[Data entries for graphics]
::::
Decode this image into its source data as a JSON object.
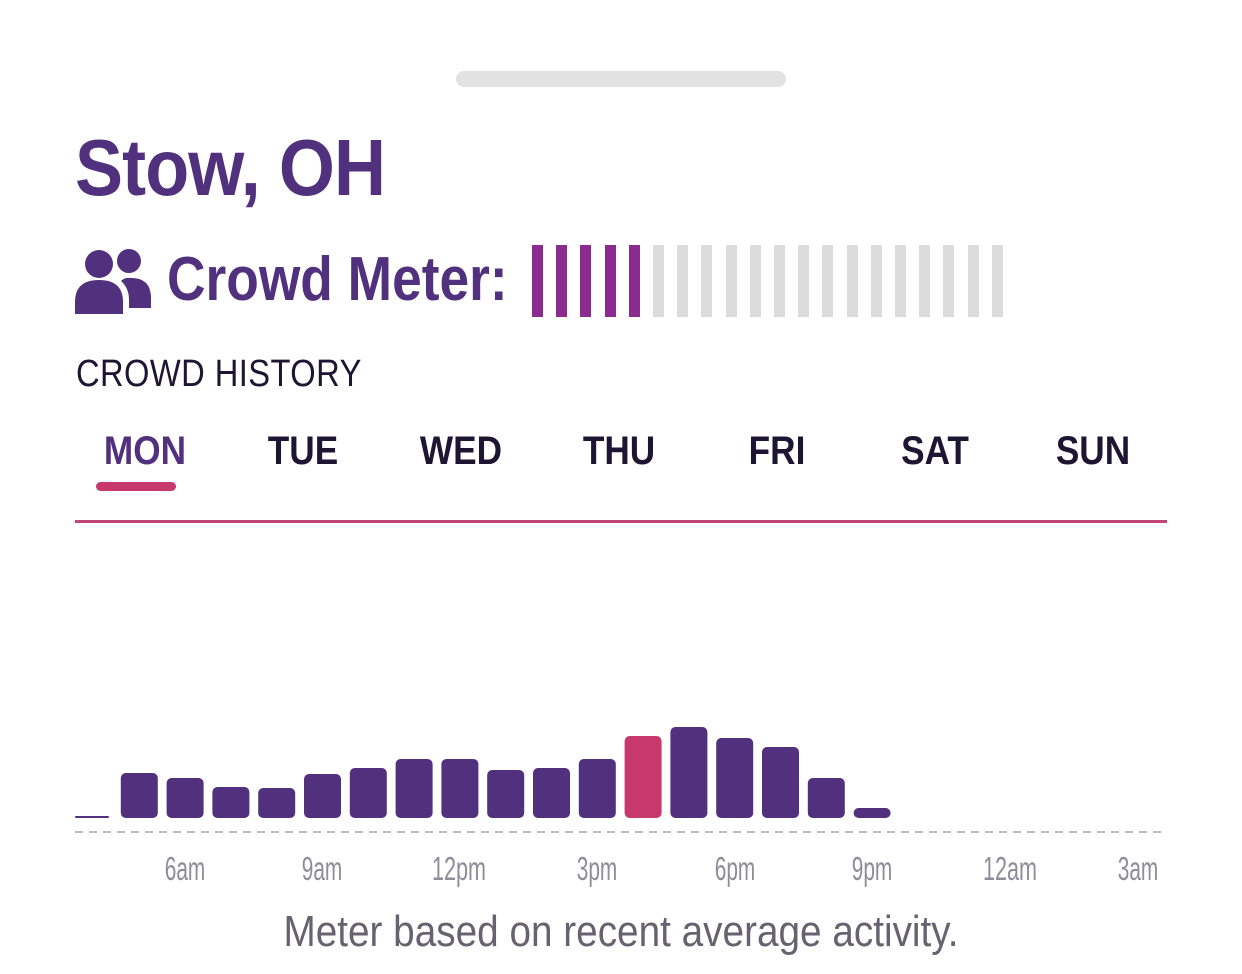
{
  "location": {
    "title": "Stow, OH"
  },
  "crowd_meter": {
    "label": "Crowd Meter:",
    "icon": "people-icon",
    "level": 5,
    "total": 20,
    "active_color": "#8b2a8f",
    "inactive_color": "#dcdcdc"
  },
  "history": {
    "title": "CROWD HISTORY",
    "tabs": [
      {
        "label": "MON",
        "active": true
      },
      {
        "label": "TUE",
        "active": false
      },
      {
        "label": "WED",
        "active": false
      },
      {
        "label": "THU",
        "active": false
      },
      {
        "label": "FRI",
        "active": false
      },
      {
        "label": "SAT",
        "active": false
      },
      {
        "label": "SUN",
        "active": false
      }
    ],
    "accent_color": "#c8396b"
  },
  "chart_data": {
    "type": "bar",
    "categories": [
      "4am",
      "5am",
      "6am",
      "7am",
      "8am",
      "9am",
      "10am",
      "11am",
      "12pm",
      "1pm",
      "2pm",
      "3pm",
      "4pm",
      "5pm",
      "6pm",
      "7pm",
      "8pm",
      "9pm",
      "10pm",
      "11pm",
      "12am",
      "1am",
      "2am",
      "3am"
    ],
    "values": [
      2,
      45,
      40,
      31,
      30,
      44,
      50,
      59,
      59,
      48,
      50,
      59,
      82,
      91,
      80,
      71,
      40,
      10,
      0,
      0,
      0,
      0,
      0,
      0
    ],
    "highlight_index": 12,
    "bar_color": "#51307e",
    "highlight_color": "#c8396b",
    "x_tick_labels": [
      "6am",
      "9am",
      "12pm",
      "3pm",
      "6pm",
      "9pm",
      "12am",
      "3am"
    ],
    "ylim": [
      0,
      100
    ],
    "grid": false,
    "baseline": "dashed"
  },
  "footnote": "Meter based on recent average activity."
}
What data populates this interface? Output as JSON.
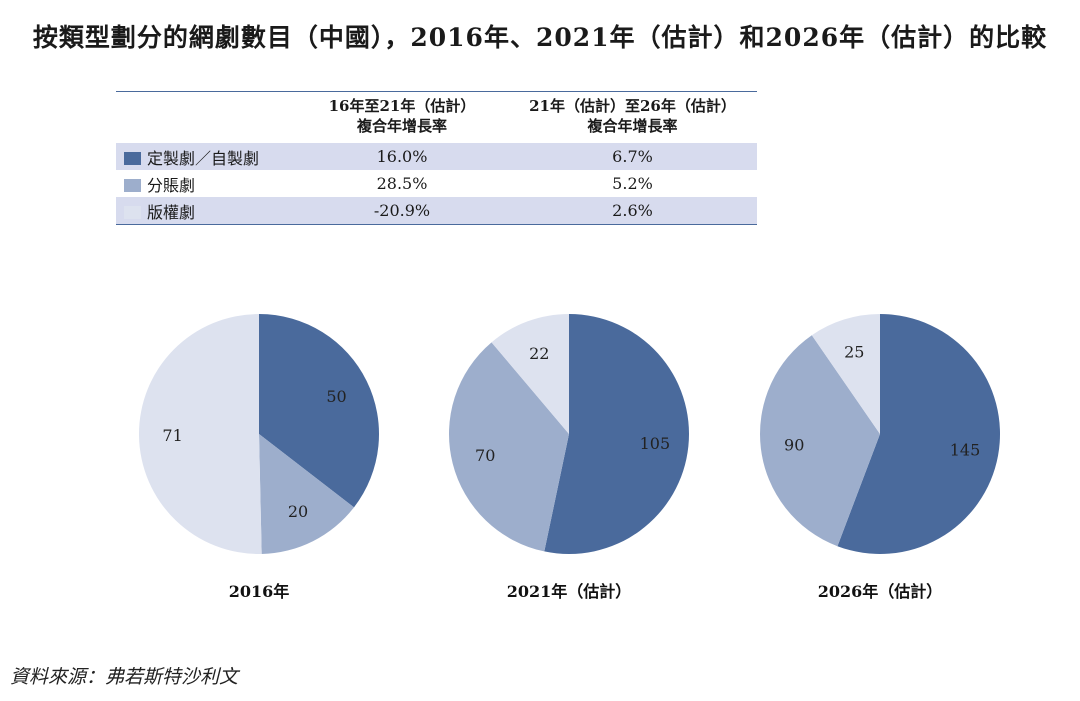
{
  "title": "按類型劃分的網劇數目（中國），2016年、2021年（估計）和2026年（估計）的比較",
  "table": {
    "headers": [
      {
        "line1": "16年至21年（估計）",
        "line2": "複合年增長率"
      },
      {
        "line1": "21年（估計）至26年（估計）",
        "line2": "複合年增長率"
      }
    ],
    "rows": [
      {
        "label": "定製劇／自製劇",
        "color": "#4a6a9c",
        "values": [
          "16.0%",
          "6.7%"
        ]
      },
      {
        "label": "分賬劇",
        "color": "#9daecc",
        "values": [
          "28.5%",
          "5.2%"
        ]
      },
      {
        "label": "版權劇",
        "color": "#dde2ef",
        "values": [
          "-20.9%",
          "2.6%"
        ]
      }
    ]
  },
  "chart_data": {
    "type": "pie",
    "categories": [
      "定製劇／自製劇",
      "分賬劇",
      "版權劇"
    ],
    "colors": [
      "#4a6a9c",
      "#9daecc",
      "#dde2ef"
    ],
    "charts": [
      {
        "label": "2016年",
        "values": [
          50,
          20,
          71
        ]
      },
      {
        "label": "2021年（估計）",
        "values": [
          105,
          70,
          22
        ]
      },
      {
        "label": "2026年（估計）",
        "values": [
          145,
          90,
          25
        ]
      }
    ]
  },
  "source": "資料來源：弗若斯特沙利文"
}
::::
Quote the material word for word, dropping any images it holds.

Decode this image into its source data as a JSON object.
{
  "location": {
    "title": "Stow, OH"
  },
  "crowd_meter": {
    "label": "Crowd Meter:",
    "icon": "people-icon",
    "level": 5,
    "total": 20,
    "active_color": "#8b2a8f",
    "inactive_color": "#dcdcdc"
  },
  "history": {
    "title": "CROWD HISTORY",
    "tabs": [
      {
        "label": "MON",
        "active": true
      },
      {
        "label": "TUE",
        "active": false
      },
      {
        "label": "WED",
        "active": false
      },
      {
        "label": "THU",
        "active": false
      },
      {
        "label": "FRI",
        "active": false
      },
      {
        "label": "SAT",
        "active": false
      },
      {
        "label": "SUN",
        "active": false
      }
    ],
    "accent_color": "#c8396b"
  },
  "chart_data": {
    "type": "bar",
    "categories": [
      "4am",
      "5am",
      "6am",
      "7am",
      "8am",
      "9am",
      "10am",
      "11am",
      "12pm",
      "1pm",
      "2pm",
      "3pm",
      "4pm",
      "5pm",
      "6pm",
      "7pm",
      "8pm",
      "9pm",
      "10pm",
      "11pm",
      "12am",
      "1am",
      "2am",
      "3am"
    ],
    "values": [
      2,
      45,
      40,
      31,
      30,
      44,
      50,
      59,
      59,
      48,
      50,
      59,
      82,
      91,
      80,
      71,
      40,
      10,
      0,
      0,
      0,
      0,
      0,
      0
    ],
    "highlight_index": 12,
    "bar_color": "#51307e",
    "highlight_color": "#c8396b",
    "x_tick_labels": [
      "6am",
      "9am",
      "12pm",
      "3pm",
      "6pm",
      "9pm",
      "12am",
      "3am"
    ],
    "ylim": [
      0,
      100
    ],
    "grid": false,
    "baseline": "dashed"
  },
  "footnote": "Meter based on recent average activity."
}
What data populates this interface? Output as JSON.
{
  "title": "按類型劃分的網劇數目（中國），2016年、2021年（估計）和2026年（估計）的比較",
  "table": {
    "headers": [
      {
        "line1": "16年至21年（估計）",
        "line2": "複合年增長率"
      },
      {
        "line1": "21年（估計）至26年（估計）",
        "line2": "複合年增長率"
      }
    ],
    "rows": [
      {
        "label": "定製劇／自製劇",
        "color": "#4a6a9c",
        "values": [
          "16.0%",
          "6.7%"
        ]
      },
      {
        "label": "分賬劇",
        "color": "#9daecc",
        "values": [
          "28.5%",
          "5.2%"
        ]
      },
      {
        "label": "版權劇",
        "color": "#dde2ef",
        "values": [
          "-20.9%",
          "2.6%"
        ]
      }
    ]
  },
  "chart_data": {
    "type": "pie",
    "categories": [
      "定製劇／自製劇",
      "分賬劇",
      "版權劇"
    ],
    "colors": [
      "#4a6a9c",
      "#9daecc",
      "#dde2ef"
    ],
    "charts": [
      {
        "label": "2016年",
        "values": [
          50,
          20,
          71
        ]
      },
      {
        "label": "2021年（估計）",
        "values": [
          105,
          70,
          22
        ]
      },
      {
        "label": "2026年（估計）",
        "values": [
          145,
          90,
          25
        ]
      }
    ]
  },
  "source": "資料來源：弗若斯特沙利文"
}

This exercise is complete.